### Task to complete
Lines containing the string "this" are to be counted; report the total by itself.

— START —

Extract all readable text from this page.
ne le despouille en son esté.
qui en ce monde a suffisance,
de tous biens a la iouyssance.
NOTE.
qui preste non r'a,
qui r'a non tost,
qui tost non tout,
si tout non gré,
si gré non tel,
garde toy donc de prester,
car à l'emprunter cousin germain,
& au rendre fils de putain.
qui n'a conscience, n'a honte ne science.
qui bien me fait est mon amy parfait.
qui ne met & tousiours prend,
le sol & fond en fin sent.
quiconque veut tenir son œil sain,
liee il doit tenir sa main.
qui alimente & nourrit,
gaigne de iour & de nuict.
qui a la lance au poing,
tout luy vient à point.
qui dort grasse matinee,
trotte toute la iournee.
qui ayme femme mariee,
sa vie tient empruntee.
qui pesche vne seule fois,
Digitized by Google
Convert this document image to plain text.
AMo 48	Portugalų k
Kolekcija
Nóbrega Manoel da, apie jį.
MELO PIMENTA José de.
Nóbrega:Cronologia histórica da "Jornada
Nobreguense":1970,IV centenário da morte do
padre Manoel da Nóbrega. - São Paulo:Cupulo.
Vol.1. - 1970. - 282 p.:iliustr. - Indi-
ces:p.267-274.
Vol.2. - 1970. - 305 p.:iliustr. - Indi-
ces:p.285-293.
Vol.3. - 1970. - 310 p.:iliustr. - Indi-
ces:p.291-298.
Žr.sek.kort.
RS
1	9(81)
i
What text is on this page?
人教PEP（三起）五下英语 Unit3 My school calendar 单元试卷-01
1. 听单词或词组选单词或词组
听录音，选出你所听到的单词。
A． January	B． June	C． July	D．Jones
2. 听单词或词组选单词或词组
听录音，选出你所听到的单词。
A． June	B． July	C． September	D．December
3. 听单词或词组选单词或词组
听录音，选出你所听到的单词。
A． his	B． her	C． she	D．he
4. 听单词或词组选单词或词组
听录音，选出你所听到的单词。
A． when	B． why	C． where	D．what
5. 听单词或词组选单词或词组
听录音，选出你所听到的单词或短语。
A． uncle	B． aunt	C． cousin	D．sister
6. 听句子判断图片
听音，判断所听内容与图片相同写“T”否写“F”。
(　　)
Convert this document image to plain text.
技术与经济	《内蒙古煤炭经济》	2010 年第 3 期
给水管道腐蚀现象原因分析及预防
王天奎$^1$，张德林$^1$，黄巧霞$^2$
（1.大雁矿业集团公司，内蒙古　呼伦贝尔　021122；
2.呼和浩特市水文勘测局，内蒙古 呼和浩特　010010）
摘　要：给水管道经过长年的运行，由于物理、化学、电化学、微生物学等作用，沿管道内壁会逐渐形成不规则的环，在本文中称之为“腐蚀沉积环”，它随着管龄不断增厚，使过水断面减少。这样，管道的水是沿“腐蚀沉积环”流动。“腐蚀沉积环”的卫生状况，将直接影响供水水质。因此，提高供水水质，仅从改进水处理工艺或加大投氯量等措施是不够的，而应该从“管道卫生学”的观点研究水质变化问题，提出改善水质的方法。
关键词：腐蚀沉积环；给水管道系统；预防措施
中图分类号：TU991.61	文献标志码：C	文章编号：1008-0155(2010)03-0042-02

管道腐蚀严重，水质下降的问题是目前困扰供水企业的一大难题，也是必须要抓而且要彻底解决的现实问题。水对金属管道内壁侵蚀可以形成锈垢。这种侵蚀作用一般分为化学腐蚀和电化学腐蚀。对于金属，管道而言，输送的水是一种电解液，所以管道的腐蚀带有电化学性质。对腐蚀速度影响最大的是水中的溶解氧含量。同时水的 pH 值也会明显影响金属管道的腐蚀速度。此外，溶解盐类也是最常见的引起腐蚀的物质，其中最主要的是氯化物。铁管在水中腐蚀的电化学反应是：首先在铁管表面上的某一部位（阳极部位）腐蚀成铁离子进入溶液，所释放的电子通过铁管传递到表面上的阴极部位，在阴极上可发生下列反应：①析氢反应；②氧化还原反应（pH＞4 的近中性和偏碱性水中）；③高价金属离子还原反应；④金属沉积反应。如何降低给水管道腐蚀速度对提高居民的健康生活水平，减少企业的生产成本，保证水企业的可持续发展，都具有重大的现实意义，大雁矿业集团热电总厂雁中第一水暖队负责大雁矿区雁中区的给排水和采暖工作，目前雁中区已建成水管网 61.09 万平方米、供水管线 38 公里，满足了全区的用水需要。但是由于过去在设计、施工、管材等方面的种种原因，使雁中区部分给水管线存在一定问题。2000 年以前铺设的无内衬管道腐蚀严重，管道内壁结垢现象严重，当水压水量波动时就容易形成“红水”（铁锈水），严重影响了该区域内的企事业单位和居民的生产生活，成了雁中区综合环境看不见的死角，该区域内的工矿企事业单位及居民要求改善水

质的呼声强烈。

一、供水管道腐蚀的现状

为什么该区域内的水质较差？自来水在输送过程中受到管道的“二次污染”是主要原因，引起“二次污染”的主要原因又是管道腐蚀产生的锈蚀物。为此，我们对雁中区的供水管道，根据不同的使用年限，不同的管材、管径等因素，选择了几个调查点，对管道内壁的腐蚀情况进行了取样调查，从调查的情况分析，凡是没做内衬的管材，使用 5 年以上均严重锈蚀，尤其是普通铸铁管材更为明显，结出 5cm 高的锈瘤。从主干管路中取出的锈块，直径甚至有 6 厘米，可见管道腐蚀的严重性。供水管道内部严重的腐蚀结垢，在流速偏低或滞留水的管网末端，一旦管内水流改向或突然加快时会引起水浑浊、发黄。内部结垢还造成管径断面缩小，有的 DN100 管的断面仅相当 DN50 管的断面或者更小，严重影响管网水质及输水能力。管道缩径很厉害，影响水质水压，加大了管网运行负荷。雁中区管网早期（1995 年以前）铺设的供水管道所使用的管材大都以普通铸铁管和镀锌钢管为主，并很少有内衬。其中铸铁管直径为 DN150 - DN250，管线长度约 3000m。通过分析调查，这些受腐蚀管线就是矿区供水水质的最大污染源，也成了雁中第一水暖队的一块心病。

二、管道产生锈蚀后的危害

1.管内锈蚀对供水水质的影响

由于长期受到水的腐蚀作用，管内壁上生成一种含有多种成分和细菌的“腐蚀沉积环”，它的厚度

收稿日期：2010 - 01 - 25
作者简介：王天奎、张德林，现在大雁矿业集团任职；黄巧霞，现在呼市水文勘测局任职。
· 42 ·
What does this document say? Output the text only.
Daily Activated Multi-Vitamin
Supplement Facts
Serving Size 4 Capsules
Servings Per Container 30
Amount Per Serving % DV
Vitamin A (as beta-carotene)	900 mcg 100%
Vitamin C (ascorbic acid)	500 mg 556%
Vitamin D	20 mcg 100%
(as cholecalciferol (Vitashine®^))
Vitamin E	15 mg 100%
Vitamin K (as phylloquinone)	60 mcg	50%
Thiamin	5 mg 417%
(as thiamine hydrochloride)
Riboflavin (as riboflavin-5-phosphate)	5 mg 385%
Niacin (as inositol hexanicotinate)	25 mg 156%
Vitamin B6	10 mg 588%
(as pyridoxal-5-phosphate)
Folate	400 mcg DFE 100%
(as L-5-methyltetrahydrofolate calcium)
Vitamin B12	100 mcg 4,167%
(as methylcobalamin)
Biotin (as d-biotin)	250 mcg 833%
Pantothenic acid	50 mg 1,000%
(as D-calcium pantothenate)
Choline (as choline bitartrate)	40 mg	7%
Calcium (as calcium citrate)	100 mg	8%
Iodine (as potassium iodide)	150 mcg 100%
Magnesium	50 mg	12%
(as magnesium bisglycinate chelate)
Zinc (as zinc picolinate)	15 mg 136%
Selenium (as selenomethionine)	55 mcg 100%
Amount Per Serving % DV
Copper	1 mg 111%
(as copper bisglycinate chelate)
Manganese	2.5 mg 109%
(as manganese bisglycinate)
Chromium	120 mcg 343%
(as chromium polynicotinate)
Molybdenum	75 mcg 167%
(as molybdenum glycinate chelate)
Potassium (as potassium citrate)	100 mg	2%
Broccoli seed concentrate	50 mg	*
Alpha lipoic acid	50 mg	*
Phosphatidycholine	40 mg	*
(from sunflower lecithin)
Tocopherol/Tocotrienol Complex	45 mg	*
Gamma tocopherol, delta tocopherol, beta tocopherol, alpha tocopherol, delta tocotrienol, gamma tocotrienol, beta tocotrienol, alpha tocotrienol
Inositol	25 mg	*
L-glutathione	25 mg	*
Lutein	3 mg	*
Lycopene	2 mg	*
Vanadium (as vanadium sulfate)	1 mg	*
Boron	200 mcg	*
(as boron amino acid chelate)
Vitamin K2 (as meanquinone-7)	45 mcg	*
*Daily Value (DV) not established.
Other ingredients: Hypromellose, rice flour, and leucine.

— END —

### Exercise output
5